- Excerpted data
╭──

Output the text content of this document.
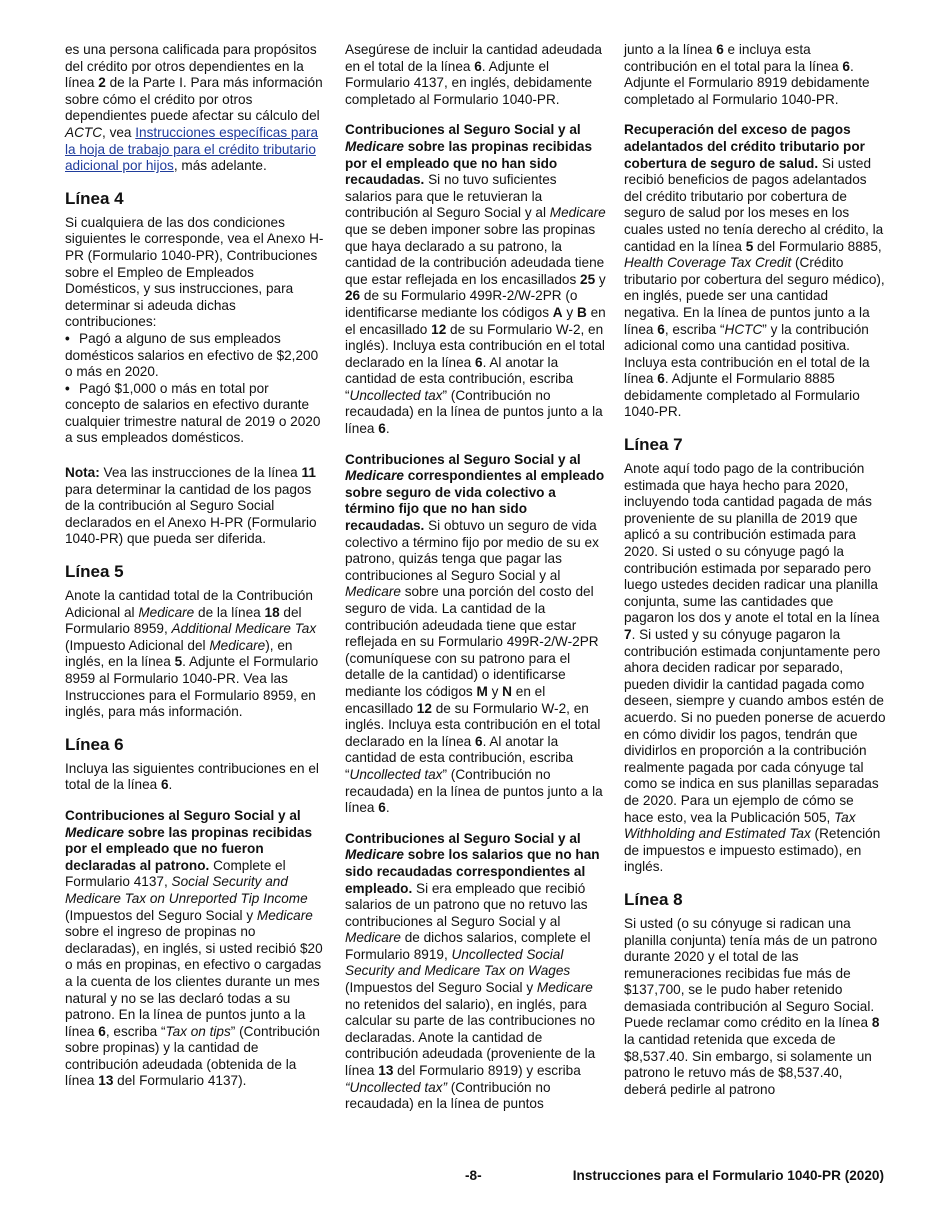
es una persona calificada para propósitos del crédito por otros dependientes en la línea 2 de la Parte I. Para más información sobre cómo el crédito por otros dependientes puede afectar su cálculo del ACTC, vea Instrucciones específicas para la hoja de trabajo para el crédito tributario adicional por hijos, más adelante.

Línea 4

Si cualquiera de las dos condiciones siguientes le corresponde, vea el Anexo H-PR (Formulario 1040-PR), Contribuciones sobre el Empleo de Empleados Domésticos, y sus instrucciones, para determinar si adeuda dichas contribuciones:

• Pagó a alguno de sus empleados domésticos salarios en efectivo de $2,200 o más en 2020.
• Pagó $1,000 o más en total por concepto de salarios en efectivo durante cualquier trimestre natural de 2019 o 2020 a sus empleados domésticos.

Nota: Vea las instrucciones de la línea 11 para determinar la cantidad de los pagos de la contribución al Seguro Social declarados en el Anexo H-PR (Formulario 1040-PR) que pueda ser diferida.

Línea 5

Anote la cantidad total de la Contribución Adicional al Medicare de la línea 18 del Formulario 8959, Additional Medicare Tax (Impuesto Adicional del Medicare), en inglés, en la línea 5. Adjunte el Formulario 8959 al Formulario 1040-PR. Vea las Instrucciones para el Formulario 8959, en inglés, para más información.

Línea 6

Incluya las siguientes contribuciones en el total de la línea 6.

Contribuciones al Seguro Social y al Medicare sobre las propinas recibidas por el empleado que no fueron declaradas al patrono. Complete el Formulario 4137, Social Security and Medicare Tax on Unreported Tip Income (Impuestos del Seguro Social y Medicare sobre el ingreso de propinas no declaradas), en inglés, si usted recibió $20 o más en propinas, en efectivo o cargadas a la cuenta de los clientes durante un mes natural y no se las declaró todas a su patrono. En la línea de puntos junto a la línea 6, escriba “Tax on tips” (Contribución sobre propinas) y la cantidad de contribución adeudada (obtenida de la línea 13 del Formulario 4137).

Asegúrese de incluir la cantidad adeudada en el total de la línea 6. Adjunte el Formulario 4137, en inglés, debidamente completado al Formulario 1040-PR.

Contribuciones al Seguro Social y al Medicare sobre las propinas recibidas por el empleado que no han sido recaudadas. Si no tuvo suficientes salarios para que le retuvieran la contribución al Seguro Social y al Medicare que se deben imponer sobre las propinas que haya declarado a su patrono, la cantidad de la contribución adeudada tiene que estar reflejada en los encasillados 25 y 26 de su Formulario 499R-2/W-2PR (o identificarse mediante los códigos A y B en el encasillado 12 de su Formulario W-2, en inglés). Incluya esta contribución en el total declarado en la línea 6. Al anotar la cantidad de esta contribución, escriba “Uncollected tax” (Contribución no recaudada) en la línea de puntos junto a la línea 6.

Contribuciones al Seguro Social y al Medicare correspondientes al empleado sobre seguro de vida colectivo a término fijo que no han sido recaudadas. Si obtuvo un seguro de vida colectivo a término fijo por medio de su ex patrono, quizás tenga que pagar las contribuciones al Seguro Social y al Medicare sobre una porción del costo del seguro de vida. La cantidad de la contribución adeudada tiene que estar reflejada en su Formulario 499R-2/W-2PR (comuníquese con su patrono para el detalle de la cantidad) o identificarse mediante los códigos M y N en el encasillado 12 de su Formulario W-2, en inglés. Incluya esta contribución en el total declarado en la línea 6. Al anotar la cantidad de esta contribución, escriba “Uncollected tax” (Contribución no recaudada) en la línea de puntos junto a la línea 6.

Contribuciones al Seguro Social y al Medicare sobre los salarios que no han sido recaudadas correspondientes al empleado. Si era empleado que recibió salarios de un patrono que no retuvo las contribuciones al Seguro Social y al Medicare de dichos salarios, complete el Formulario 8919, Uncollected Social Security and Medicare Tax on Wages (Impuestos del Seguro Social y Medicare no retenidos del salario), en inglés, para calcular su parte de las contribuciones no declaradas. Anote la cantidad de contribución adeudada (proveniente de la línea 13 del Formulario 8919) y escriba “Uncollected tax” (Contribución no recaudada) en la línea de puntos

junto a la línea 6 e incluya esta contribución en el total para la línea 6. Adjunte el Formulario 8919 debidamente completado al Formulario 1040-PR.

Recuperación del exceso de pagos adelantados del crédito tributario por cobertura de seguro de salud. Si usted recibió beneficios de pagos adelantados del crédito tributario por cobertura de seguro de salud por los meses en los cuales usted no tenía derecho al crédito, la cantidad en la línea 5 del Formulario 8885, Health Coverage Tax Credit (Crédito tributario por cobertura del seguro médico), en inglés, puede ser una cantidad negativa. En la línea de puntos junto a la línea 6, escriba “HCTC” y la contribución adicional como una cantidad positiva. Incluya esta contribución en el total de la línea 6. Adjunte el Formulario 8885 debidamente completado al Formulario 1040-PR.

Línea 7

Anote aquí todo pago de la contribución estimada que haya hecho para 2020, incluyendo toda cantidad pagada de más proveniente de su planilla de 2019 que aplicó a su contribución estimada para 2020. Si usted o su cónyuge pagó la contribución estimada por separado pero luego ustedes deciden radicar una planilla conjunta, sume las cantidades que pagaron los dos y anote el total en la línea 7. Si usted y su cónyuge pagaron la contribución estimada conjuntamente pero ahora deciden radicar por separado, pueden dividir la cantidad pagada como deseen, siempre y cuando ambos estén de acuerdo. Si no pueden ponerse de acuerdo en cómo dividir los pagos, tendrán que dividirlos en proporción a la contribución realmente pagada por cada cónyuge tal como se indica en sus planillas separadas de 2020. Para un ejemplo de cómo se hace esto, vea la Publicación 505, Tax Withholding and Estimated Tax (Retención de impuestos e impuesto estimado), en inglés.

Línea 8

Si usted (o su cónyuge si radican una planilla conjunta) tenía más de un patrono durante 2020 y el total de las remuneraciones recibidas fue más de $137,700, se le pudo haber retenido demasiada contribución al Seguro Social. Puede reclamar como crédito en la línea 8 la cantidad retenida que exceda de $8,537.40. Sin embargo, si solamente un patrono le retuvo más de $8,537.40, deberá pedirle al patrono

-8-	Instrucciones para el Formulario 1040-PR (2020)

╰──
╭──

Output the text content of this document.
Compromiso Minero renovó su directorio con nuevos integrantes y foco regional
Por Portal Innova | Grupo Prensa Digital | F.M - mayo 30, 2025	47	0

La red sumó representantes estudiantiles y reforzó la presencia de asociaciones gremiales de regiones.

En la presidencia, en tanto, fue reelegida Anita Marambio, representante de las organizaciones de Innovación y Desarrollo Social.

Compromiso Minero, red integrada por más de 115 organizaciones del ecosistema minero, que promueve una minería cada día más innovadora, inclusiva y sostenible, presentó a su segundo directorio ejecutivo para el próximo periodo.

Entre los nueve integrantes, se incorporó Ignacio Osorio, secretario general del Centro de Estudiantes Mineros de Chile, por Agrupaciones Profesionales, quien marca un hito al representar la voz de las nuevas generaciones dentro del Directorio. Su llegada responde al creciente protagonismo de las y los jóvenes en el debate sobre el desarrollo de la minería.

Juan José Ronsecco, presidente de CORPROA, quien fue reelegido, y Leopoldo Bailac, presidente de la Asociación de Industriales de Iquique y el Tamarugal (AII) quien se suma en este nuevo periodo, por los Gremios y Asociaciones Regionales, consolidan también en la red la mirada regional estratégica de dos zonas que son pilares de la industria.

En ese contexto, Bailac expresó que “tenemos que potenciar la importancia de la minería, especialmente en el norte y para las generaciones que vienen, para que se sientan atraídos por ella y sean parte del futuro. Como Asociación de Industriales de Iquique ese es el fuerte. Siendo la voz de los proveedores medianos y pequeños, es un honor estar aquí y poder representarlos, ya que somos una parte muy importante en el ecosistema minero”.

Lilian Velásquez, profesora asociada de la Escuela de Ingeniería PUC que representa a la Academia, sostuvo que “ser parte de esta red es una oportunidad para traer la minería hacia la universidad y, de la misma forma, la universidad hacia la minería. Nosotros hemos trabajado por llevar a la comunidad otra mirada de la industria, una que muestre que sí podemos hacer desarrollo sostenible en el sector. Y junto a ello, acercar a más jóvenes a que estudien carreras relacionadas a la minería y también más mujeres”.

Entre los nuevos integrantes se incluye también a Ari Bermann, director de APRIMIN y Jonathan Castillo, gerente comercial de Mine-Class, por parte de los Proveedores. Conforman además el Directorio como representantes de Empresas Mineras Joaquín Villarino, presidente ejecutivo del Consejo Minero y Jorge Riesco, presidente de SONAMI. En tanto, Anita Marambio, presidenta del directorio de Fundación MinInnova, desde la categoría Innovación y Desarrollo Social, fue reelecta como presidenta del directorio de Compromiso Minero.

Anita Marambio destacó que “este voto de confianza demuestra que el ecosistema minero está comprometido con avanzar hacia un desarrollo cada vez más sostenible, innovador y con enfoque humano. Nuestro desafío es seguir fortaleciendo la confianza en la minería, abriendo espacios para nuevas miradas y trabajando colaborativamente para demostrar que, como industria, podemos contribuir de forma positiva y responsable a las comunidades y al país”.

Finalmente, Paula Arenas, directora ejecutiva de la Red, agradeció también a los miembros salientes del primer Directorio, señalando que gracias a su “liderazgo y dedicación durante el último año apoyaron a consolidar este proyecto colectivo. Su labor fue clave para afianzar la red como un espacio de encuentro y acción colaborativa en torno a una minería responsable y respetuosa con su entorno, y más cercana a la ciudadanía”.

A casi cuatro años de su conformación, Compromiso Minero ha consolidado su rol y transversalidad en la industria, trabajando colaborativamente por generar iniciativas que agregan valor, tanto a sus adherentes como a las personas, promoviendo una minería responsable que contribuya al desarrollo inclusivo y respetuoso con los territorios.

╰──
╭──

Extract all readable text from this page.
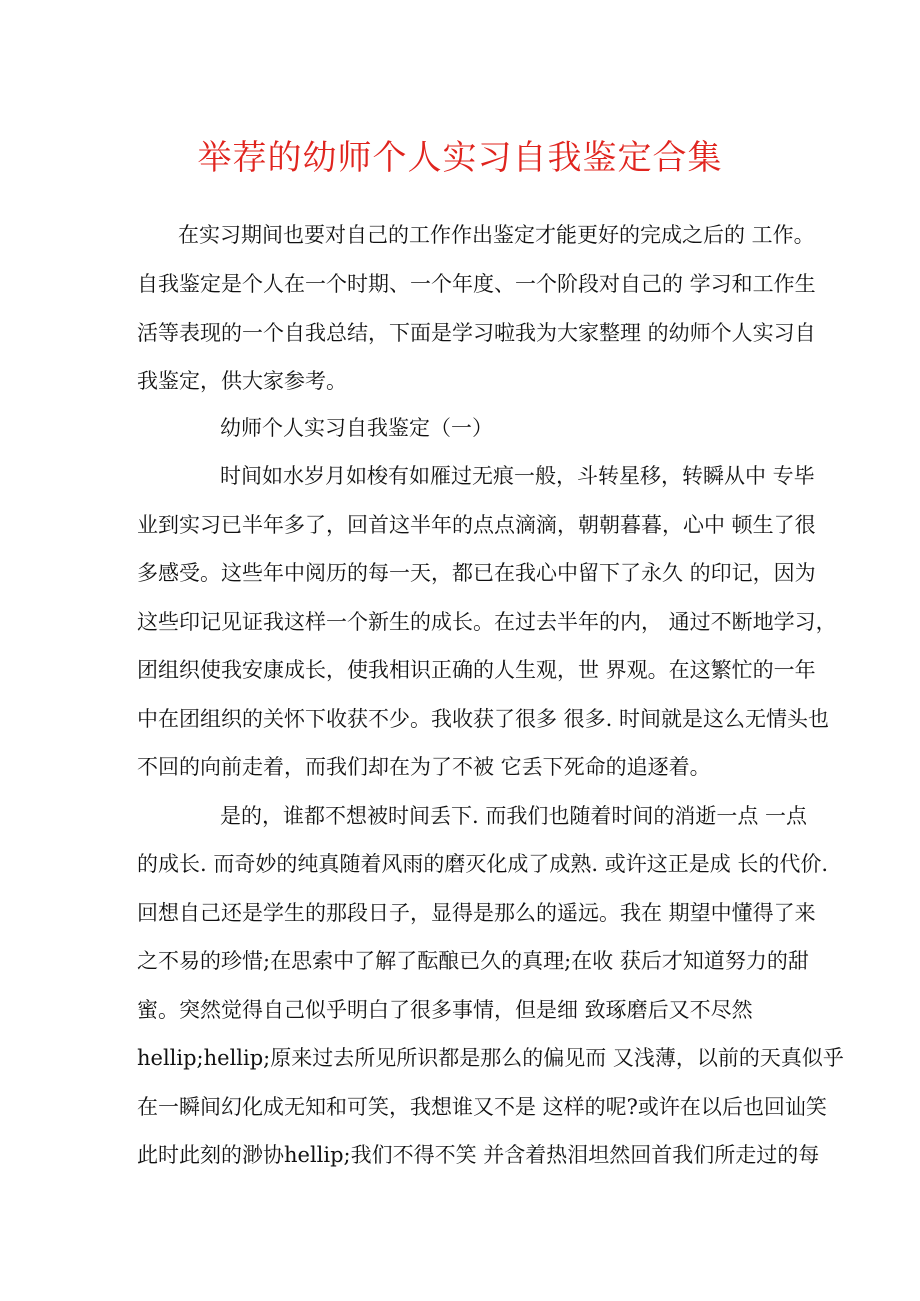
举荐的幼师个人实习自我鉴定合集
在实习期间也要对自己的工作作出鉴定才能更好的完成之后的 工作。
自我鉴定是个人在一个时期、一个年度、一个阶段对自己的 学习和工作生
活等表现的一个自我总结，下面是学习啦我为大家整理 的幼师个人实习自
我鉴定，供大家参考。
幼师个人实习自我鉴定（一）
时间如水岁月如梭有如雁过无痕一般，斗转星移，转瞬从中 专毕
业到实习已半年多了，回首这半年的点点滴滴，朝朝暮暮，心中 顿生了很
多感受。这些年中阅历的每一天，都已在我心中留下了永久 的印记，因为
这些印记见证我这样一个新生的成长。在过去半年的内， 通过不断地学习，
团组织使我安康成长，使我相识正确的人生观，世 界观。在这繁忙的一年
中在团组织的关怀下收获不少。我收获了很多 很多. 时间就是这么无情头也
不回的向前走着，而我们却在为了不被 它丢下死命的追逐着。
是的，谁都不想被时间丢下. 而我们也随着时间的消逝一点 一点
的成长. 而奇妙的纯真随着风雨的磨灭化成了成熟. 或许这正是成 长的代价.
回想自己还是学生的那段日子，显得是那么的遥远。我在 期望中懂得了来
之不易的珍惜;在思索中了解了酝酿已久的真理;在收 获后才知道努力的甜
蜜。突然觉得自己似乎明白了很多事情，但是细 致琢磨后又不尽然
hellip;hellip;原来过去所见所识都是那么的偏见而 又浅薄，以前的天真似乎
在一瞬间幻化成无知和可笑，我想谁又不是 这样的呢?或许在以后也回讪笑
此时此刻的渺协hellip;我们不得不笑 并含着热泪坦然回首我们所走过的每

╰──

- What you have to do
Take every line containing the word "reflejada" and copy it.

- Solution to this exercise
Contribuciones al Seguro Social y al Medicare sobre las propinas recibidas por el empleado que no han sido recaudadas. Si no tuvo suficientes salarios para que le retuvieran la contribución al Seguro Social y al Medicare que se deben imponer sobre las propinas que haya declarado a su patrono, la cantidad de la contribución adeudada tiene que estar reflejada en los encasillados 25 y 26 de su Formulario 499R-2/W-2PR (o identificarse mediante los códigos A y B en el encasillado 12 de su Formulario W-2, en inglés). Incluya esta contribución en el total declarado en la línea 6. Al anotar la cantidad de esta contribución, escriba “Uncollected tax” (Contribución no recaudada) en la línea de puntos junto a la línea 6.
Contribuciones al Seguro Social y al Medicare correspondientes al empleado sobre seguro de vida colectivo a término fijo que no han sido recaudadas. Si obtuvo un seguro de vida colectivo a término fijo por medio de su ex patrono, quizás tenga que pagar las contribuciones al Seguro Social y al Medicare sobre una porción del costo del seguro de vida. La cantidad de la contribución adeudada tiene que estar reflejada en su Formulario 499R-2/W-2PR (comuníquese con su patrono para el detalle de la cantidad) o identificarse mediante los códigos M y N en el encasillado 12 de su Formulario W-2, en inglés. Incluya esta contribución en el total declarado en la línea 6. Al anotar la cantidad de esta contribución, escriba “Uncollected tax” (Contribución no recaudada) en la línea de puntos junto a la línea 6.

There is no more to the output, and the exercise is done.